● **WRITTEN TASK**: Your answer should be one number: how many lines of the data include the string "this"?

• • • • •

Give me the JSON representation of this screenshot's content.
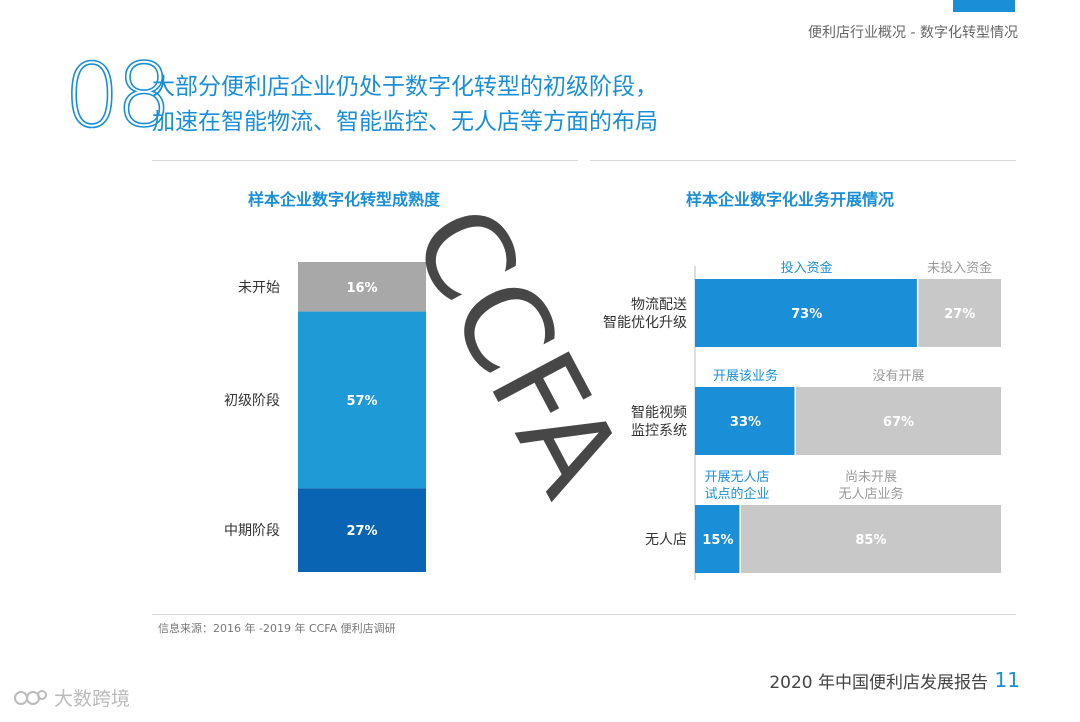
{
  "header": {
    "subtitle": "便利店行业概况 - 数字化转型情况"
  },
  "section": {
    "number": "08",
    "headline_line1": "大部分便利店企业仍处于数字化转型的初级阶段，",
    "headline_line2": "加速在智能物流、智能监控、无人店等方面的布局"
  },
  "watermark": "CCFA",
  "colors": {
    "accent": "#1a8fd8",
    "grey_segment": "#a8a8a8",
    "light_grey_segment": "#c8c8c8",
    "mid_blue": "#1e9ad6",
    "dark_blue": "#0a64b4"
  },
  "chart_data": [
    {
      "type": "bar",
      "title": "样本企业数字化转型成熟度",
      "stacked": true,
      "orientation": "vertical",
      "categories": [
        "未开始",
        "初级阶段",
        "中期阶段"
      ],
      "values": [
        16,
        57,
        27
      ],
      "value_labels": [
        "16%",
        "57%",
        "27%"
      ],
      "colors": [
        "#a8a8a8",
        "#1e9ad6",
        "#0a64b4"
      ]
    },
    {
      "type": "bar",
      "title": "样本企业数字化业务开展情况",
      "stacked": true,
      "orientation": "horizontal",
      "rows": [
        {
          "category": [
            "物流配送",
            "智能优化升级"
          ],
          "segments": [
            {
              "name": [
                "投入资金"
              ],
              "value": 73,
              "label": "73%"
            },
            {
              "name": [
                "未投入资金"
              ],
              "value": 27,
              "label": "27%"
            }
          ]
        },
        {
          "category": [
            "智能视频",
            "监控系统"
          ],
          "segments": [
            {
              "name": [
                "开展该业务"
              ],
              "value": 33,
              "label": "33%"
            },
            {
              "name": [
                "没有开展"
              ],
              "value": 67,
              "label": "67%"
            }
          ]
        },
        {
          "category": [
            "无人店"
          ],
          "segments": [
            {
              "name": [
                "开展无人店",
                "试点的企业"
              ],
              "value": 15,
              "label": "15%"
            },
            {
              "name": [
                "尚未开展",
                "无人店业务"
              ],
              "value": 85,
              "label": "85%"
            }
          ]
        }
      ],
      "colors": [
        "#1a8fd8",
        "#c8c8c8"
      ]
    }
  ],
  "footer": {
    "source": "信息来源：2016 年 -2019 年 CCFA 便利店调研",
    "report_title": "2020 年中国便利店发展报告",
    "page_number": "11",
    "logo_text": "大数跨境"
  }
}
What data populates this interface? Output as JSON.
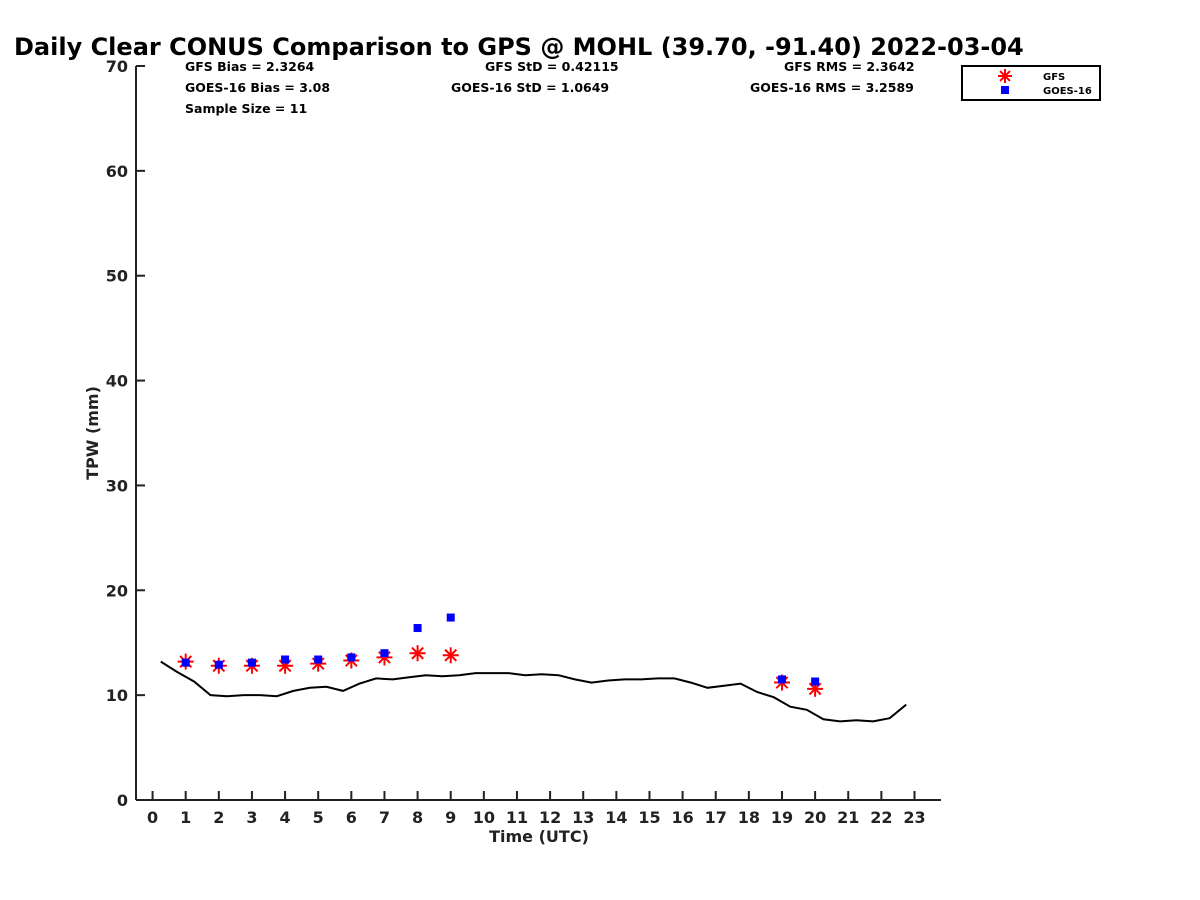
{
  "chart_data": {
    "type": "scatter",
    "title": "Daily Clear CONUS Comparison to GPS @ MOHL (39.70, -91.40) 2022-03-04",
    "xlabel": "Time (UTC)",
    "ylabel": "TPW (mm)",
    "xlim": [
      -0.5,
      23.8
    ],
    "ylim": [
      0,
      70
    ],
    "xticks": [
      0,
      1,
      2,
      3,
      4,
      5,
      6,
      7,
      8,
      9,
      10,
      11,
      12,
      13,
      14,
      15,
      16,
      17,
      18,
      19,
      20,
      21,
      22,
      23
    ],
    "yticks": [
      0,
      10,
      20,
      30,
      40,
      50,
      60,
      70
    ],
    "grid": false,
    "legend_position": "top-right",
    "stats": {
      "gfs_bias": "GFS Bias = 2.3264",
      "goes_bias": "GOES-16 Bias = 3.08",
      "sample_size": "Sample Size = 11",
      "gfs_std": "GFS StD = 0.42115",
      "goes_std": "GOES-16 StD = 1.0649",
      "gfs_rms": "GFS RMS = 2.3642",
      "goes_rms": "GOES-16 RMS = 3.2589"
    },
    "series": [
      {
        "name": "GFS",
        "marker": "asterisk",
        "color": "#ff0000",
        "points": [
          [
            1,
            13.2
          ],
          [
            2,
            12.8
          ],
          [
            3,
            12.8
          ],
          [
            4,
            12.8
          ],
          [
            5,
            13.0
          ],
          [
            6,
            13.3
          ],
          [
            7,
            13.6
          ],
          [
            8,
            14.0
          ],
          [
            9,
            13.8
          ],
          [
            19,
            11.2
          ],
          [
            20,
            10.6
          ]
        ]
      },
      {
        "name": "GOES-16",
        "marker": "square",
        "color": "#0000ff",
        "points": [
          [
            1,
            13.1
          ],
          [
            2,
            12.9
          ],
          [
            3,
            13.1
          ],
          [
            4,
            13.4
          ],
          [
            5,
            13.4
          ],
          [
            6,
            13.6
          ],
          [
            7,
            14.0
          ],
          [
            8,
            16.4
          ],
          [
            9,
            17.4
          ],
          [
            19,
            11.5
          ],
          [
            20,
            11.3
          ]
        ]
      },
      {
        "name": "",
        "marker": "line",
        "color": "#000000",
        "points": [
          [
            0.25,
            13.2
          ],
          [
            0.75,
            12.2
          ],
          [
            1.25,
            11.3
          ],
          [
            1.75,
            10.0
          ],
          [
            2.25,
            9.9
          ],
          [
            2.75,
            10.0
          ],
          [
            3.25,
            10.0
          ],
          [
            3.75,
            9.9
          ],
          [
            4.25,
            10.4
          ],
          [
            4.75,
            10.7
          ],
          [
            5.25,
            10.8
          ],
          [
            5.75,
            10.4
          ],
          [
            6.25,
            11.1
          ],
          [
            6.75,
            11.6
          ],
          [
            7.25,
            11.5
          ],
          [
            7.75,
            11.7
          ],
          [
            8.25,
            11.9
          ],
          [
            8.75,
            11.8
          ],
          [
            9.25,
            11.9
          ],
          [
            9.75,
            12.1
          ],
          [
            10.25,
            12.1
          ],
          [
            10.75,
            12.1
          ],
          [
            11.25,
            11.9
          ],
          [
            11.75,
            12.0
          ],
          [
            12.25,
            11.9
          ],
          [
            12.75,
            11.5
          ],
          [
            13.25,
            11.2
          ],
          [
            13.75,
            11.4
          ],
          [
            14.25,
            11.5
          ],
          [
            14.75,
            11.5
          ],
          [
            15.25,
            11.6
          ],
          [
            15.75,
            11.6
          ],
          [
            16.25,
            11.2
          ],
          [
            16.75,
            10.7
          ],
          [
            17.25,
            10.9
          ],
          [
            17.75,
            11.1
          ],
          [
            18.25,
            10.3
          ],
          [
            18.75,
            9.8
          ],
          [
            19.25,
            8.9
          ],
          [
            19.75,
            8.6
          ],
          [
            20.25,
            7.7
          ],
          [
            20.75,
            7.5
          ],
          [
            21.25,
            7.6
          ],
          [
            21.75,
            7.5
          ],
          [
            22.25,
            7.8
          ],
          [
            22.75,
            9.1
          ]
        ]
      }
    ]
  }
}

• • • • •

● **ANSWER**: 2